_The task_
Copy out the listing that follows exactly, dropping every picture.

_Source material_
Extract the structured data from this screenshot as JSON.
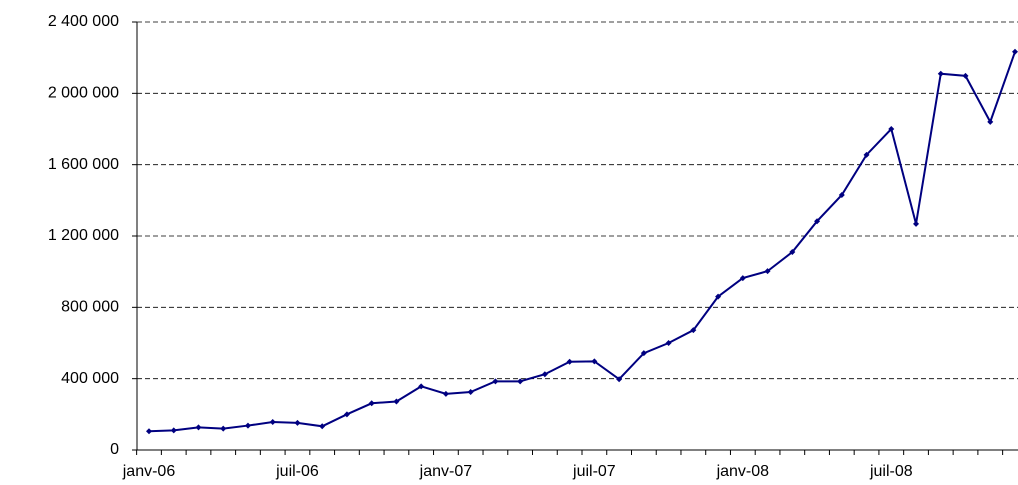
{
  "chart_data": {
    "type": "line",
    "categories": [
      "janv-06",
      null,
      null,
      null,
      null,
      null,
      "juil-06",
      null,
      null,
      null,
      null,
      null,
      "janv-07",
      null,
      null,
      null,
      null,
      null,
      "juil-07",
      null,
      null,
      null,
      null,
      null,
      "janv-08",
      null,
      null,
      null,
      null,
      null,
      "juil-08",
      null,
      null,
      null,
      null,
      null
    ],
    "series": [
      {
        "color": "#000080",
        "values": [
          105000,
          110000,
          127000,
          120000,
          137000,
          157000,
          152000,
          133000,
          200000,
          262000,
          272000,
          357000,
          315000,
          325000,
          385000,
          385000,
          425000,
          495000,
          497000,
          397000,
          543000,
          600000,
          672000,
          860000,
          964000,
          1003000,
          1110000,
          1283000,
          1430000,
          1655000,
          1800000,
          1268000,
          2110000,
          2098000,
          1840000,
          2233000
        ]
      }
    ],
    "ylim": [
      0,
      2400000
    ],
    "yticks": [
      0,
      {
        "value": 400000,
        "label": "400 000"
      },
      {
        "value": 800000,
        "label": "800 000"
      },
      {
        "value": 1200000,
        "label": "1 200 000"
      },
      {
        "value": 1600000,
        "label": "1 600 000"
      },
      {
        "value": 2000000,
        "label": "2 000 000"
      },
      {
        "value": 2400000,
        "label": "2 400 000"
      }
    ],
    "grid": true
  }
}
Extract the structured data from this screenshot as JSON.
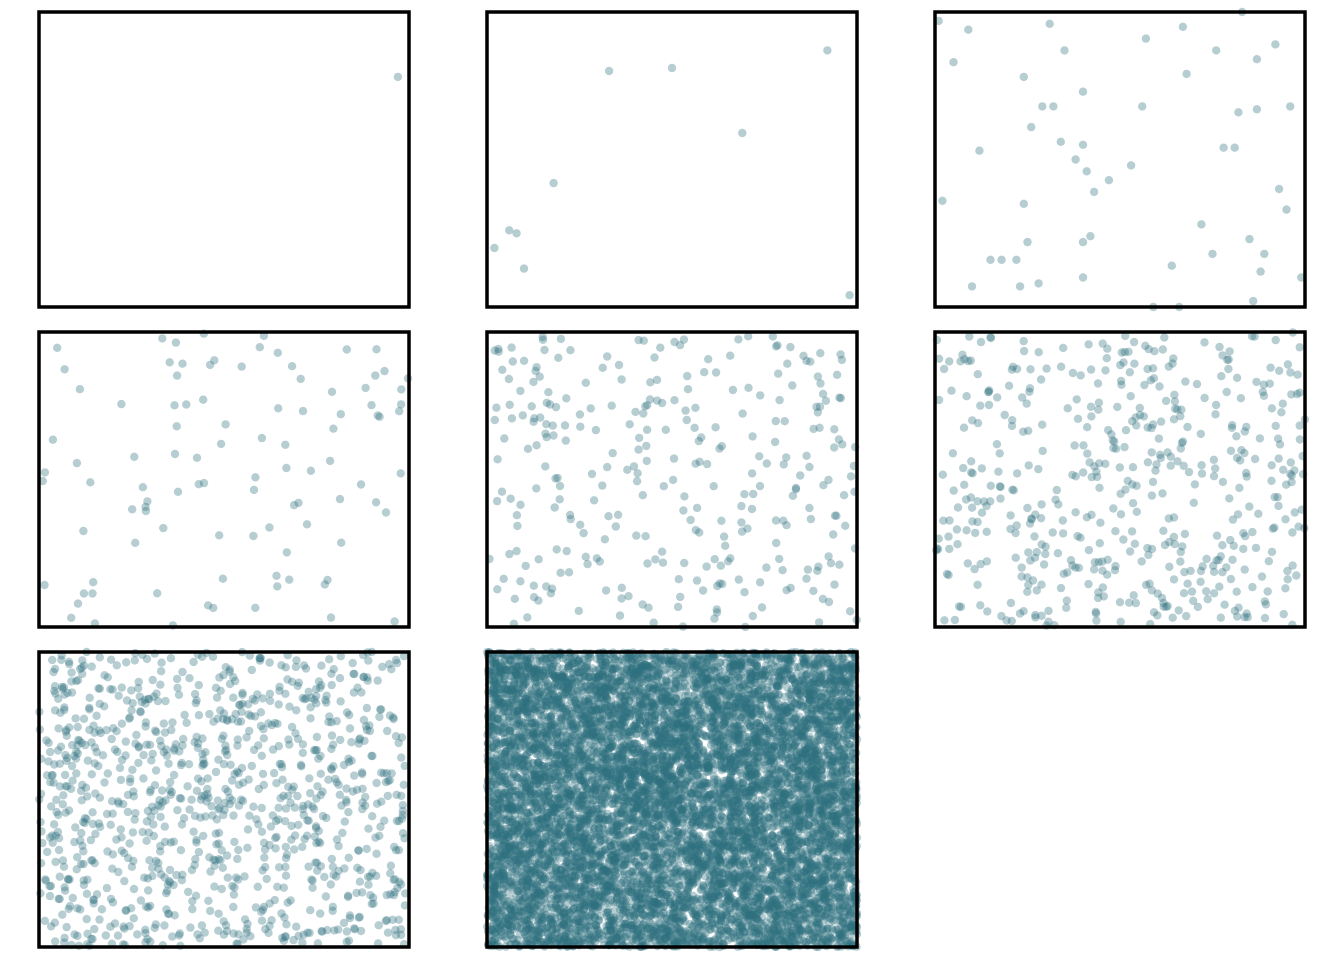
{
  "figure": {
    "point_color": "#2f6f7e",
    "frame_color": "#000000",
    "background": "#ffffff"
  },
  "chart_data": [
    {
      "type": "scatter",
      "title": "",
      "xlabel": "",
      "ylabel": "",
      "xlim": [
        0,
        1
      ],
      "ylim": [
        0,
        1
      ],
      "grid": false,
      "axes_ticks": false,
      "point_count": 1,
      "point_opacity": 0.35,
      "points": [
        [
          0.97,
          0.78
        ]
      ]
    },
    {
      "type": "scatter",
      "title": "",
      "xlabel": "",
      "ylabel": "",
      "xlim": [
        0,
        1
      ],
      "ylim": [
        0,
        1
      ],
      "grid": false,
      "axes_ticks": false,
      "point_count": 10,
      "point_opacity": 0.35,
      "points": [
        [
          0.33,
          0.8
        ],
        [
          0.5,
          0.81
        ],
        [
          0.92,
          0.87
        ],
        [
          0.69,
          0.59
        ],
        [
          0.18,
          0.42
        ],
        [
          0.06,
          0.26
        ],
        [
          0.08,
          0.25
        ],
        [
          0.02,
          0.2
        ],
        [
          0.1,
          0.13
        ],
        [
          0.98,
          0.04
        ]
      ]
    },
    {
      "type": "scatter",
      "title": "",
      "xlabel": "",
      "ylabel": "",
      "xlim": [
        0,
        1
      ],
      "ylim": [
        0,
        1
      ],
      "grid": false,
      "axes_ticks": false,
      "point_count": 55,
      "point_opacity": 0.35,
      "points": [
        [
          0.01,
          0.97
        ],
        [
          0.09,
          0.94
        ],
        [
          0.31,
          0.96
        ],
        [
          0.67,
          0.95
        ],
        [
          0.76,
          0.87
        ],
        [
          0.87,
          0.84
        ],
        [
          0.92,
          0.89
        ],
        [
          0.24,
          0.78
        ],
        [
          0.29,
          0.68
        ],
        [
          0.32,
          0.68
        ],
        [
          0.4,
          0.73
        ],
        [
          0.56,
          0.68
        ],
        [
          0.82,
          0.66
        ],
        [
          0.87,
          0.67
        ],
        [
          0.96,
          0.68
        ],
        [
          0.26,
          0.61
        ],
        [
          0.4,
          0.55
        ],
        [
          0.12,
          0.53
        ],
        [
          0.78,
          0.54
        ],
        [
          0.81,
          0.54
        ],
        [
          0.38,
          0.5
        ],
        [
          0.41,
          0.46
        ],
        [
          0.47,
          0.43
        ],
        [
          0.43,
          0.39
        ],
        [
          0.24,
          0.35
        ],
        [
          0.02,
          0.36
        ],
        [
          0.42,
          0.24
        ],
        [
          0.4,
          0.22
        ],
        [
          0.25,
          0.22
        ],
        [
          0.22,
          0.16
        ],
        [
          0.18,
          0.16
        ],
        [
          0.15,
          0.16
        ],
        [
          0.1,
          0.07
        ],
        [
          0.23,
          0.07
        ],
        [
          0.28,
          0.08
        ],
        [
          0.4,
          0.1
        ],
        [
          0.64,
          0.14
        ],
        [
          0.75,
          0.18
        ],
        [
          0.85,
          0.23
        ],
        [
          0.89,
          0.18
        ],
        [
          0.88,
          0.12
        ],
        [
          0.99,
          0.1
        ],
        [
          0.59,
          0.0
        ],
        [
          0.66,
          0.0
        ],
        [
          0.86,
          0.02
        ],
        [
          0.95,
          0.33
        ],
        [
          0.68,
          0.79
        ],
        [
          0.83,
          1.0
        ],
        [
          0.53,
          0.48
        ],
        [
          0.34,
          0.56
        ],
        [
          0.57,
          0.91
        ],
        [
          0.35,
          0.87
        ],
        [
          0.72,
          0.28
        ],
        [
          0.05,
          0.83
        ],
        [
          0.93,
          0.4
        ]
      ]
    },
    {
      "type": "scatter",
      "title": "",
      "xlabel": "",
      "ylabel": "",
      "xlim": [
        0,
        1
      ],
      "ylim": [
        0,
        1
      ],
      "grid": false,
      "axes_ticks": false,
      "point_count": 100,
      "point_opacity": 0.35,
      "seed": 404
    },
    {
      "type": "scatter",
      "title": "",
      "xlabel": "",
      "ylabel": "",
      "xlim": [
        0,
        1
      ],
      "ylim": [
        0,
        1
      ],
      "grid": false,
      "axes_ticks": false,
      "point_count": 300,
      "point_opacity": 0.35,
      "seed": 505
    },
    {
      "type": "scatter",
      "title": "",
      "xlabel": "",
      "ylabel": "",
      "xlim": [
        0,
        1
      ],
      "ylim": [
        0,
        1
      ],
      "grid": false,
      "axes_ticks": false,
      "point_count": 500,
      "point_opacity": 0.35,
      "seed": 606
    },
    {
      "type": "scatter",
      "title": "",
      "xlabel": "",
      "ylabel": "",
      "xlim": [
        0,
        1
      ],
      "ylim": [
        0,
        1
      ],
      "grid": false,
      "axes_ticks": false,
      "point_count": 1000,
      "point_opacity": 0.35,
      "seed": 707
    },
    {
      "type": "scatter",
      "title": "",
      "xlabel": "",
      "ylabel": "",
      "xlim": [
        0,
        1
      ],
      "ylim": [
        0,
        1
      ],
      "grid": false,
      "axes_ticks": false,
      "point_count": 10000,
      "point_opacity": 0.35,
      "seed": 808
    }
  ]
}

_Solution to the problem_
Extract the structured data from this screenshot as JSON.
{
  "chart_data": {
    "type": "line",
    "categories": [
      "janv-06",
      null,
      null,
      null,
      null,
      null,
      "juil-06",
      null,
      null,
      null,
      null,
      null,
      "janv-07",
      null,
      null,
      null,
      null,
      null,
      "juil-07",
      null,
      null,
      null,
      null,
      null,
      "janv-08",
      null,
      null,
      null,
      null,
      null,
      "juil-08",
      null,
      null,
      null,
      null,
      null
    ],
    "series": [
      {
        "color": "#000080",
        "values": [
          105000,
          110000,
          127000,
          120000,
          137000,
          157000,
          152000,
          133000,
          200000,
          262000,
          272000,
          357000,
          315000,
          325000,
          385000,
          385000,
          425000,
          495000,
          497000,
          397000,
          543000,
          600000,
          672000,
          860000,
          964000,
          1003000,
          1110000,
          1283000,
          1430000,
          1655000,
          1800000,
          1268000,
          2110000,
          2098000,
          1840000,
          2233000
        ]
      }
    ],
    "ylim": [
      0,
      2400000
    ],
    "yticks": [
      0,
      {
        "value": 400000,
        "label": "400 000"
      },
      {
        "value": 800000,
        "label": "800 000"
      },
      {
        "value": 1200000,
        "label": "1 200 000"
      },
      {
        "value": 1600000,
        "label": "1 600 000"
      },
      {
        "value": 2000000,
        "label": "2 000 000"
      },
      {
        "value": 2400000,
        "label": "2 400 000"
      }
    ],
    "grid": true
  }
}
Extract the structured data from this screenshot as JSON.
{
  "figure": {
    "point_color": "#2f6f7e",
    "frame_color": "#000000",
    "background": "#ffffff"
  },
  "chart_data": [
    {
      "type": "scatter",
      "title": "",
      "xlabel": "",
      "ylabel": "",
      "xlim": [
        0,
        1
      ],
      "ylim": [
        0,
        1
      ],
      "grid": false,
      "axes_ticks": false,
      "point_count": 1,
      "point_opacity": 0.35,
      "points": [
        [
          0.97,
          0.78
        ]
      ]
    },
    {
      "type": "scatter",
      "title": "",
      "xlabel": "",
      "ylabel": "",
      "xlim": [
        0,
        1
      ],
      "ylim": [
        0,
        1
      ],
      "grid": false,
      "axes_ticks": false,
      "point_count": 10,
      "point_opacity": 0.35,
      "points": [
        [
          0.33,
          0.8
        ],
        [
          0.5,
          0.81
        ],
        [
          0.92,
          0.87
        ],
        [
          0.69,
          0.59
        ],
        [
          0.18,
          0.42
        ],
        [
          0.06,
          0.26
        ],
        [
          0.08,
          0.25
        ],
        [
          0.02,
          0.2
        ],
        [
          0.1,
          0.13
        ],
        [
          0.98,
          0.04
        ]
      ]
    },
    {
      "type": "scatter",
      "title": "",
      "xlabel": "",
      "ylabel": "",
      "xlim": [
        0,
        1
      ],
      "ylim": [
        0,
        1
      ],
      "grid": false,
      "axes_ticks": false,
      "point_count": 55,
      "point_opacity": 0.35,
      "points": [
        [
          0.01,
          0.97
        ],
        [
          0.09,
          0.94
        ],
        [
          0.31,
          0.96
        ],
        [
          0.67,
          0.95
        ],
        [
          0.76,
          0.87
        ],
        [
          0.87,
          0.84
        ],
        [
          0.92,
          0.89
        ],
        [
          0.24,
          0.78
        ],
        [
          0.29,
          0.68
        ],
        [
          0.32,
          0.68
        ],
        [
          0.4,
          0.73
        ],
        [
          0.56,
          0.68
        ],
        [
          0.82,
          0.66
        ],
        [
          0.87,
          0.67
        ],
        [
          0.96,
          0.68
        ],
        [
          0.26,
          0.61
        ],
        [
          0.4,
          0.55
        ],
        [
          0.12,
          0.53
        ],
        [
          0.78,
          0.54
        ],
        [
          0.81,
          0.54
        ],
        [
          0.38,
          0.5
        ],
        [
          0.41,
          0.46
        ],
        [
          0.47,
          0.43
        ],
        [
          0.43,
          0.39
        ],
        [
          0.24,
          0.35
        ],
        [
          0.02,
          0.36
        ],
        [
          0.42,
          0.24
        ],
        [
          0.4,
          0.22
        ],
        [
          0.25,
          0.22
        ],
        [
          0.22,
          0.16
        ],
        [
          0.18,
          0.16
        ],
        [
          0.15,
          0.16
        ],
        [
          0.1,
          0.07
        ],
        [
          0.23,
          0.07
        ],
        [
          0.28,
          0.08
        ],
        [
          0.4,
          0.1
        ],
        [
          0.64,
          0.14
        ],
        [
          0.75,
          0.18
        ],
        [
          0.85,
          0.23
        ],
        [
          0.89,
          0.18
        ],
        [
          0.88,
          0.12
        ],
        [
          0.99,
          0.1
        ],
        [
          0.59,
          0.0
        ],
        [
          0.66,
          0.0
        ],
        [
          0.86,
          0.02
        ],
        [
          0.95,
          0.33
        ],
        [
          0.68,
          0.79
        ],
        [
          0.83,
          1.0
        ],
        [
          0.53,
          0.48
        ],
        [
          0.34,
          0.56
        ],
        [
          0.57,
          0.91
        ],
        [
          0.35,
          0.87
        ],
        [
          0.72,
          0.28
        ],
        [
          0.05,
          0.83
        ],
        [
          0.93,
          0.4
        ]
      ]
    },
    {
      "type": "scatter",
      "title": "",
      "xlabel": "",
      "ylabel": "",
      "xlim": [
        0,
        1
      ],
      "ylim": [
        0,
        1
      ],
      "grid": false,
      "axes_ticks": false,
      "point_count": 100,
      "point_opacity": 0.35,
      "seed": 404
    },
    {
      "type": "scatter",
      "title": "",
      "xlabel": "",
      "ylabel": "",
      "xlim": [
        0,
        1
      ],
      "ylim": [
        0,
        1
      ],
      "grid": false,
      "axes_ticks": false,
      "point_count": 300,
      "point_opacity": 0.35,
      "seed": 505
    },
    {
      "type": "scatter",
      "title": "",
      "xlabel": "",
      "ylabel": "",
      "xlim": [
        0,
        1
      ],
      "ylim": [
        0,
        1
      ],
      "grid": false,
      "axes_ticks": false,
      "point_count": 500,
      "point_opacity": 0.35,
      "seed": 606
    },
    {
      "type": "scatter",
      "title": "",
      "xlabel": "",
      "ylabel": "",
      "xlim": [
        0,
        1
      ],
      "ylim": [
        0,
        1
      ],
      "grid": false,
      "axes_ticks": false,
      "point_count": 1000,
      "point_opacity": 0.35,
      "seed": 707
    },
    {
      "type": "scatter",
      "title": "",
      "xlabel": "",
      "ylabel": "",
      "xlim": [
        0,
        1
      ],
      "ylim": [
        0,
        1
      ],
      "grid": false,
      "axes_ticks": false,
      "point_count": 10000,
      "point_opacity": 0.35,
      "seed": 808
    }
  ]
}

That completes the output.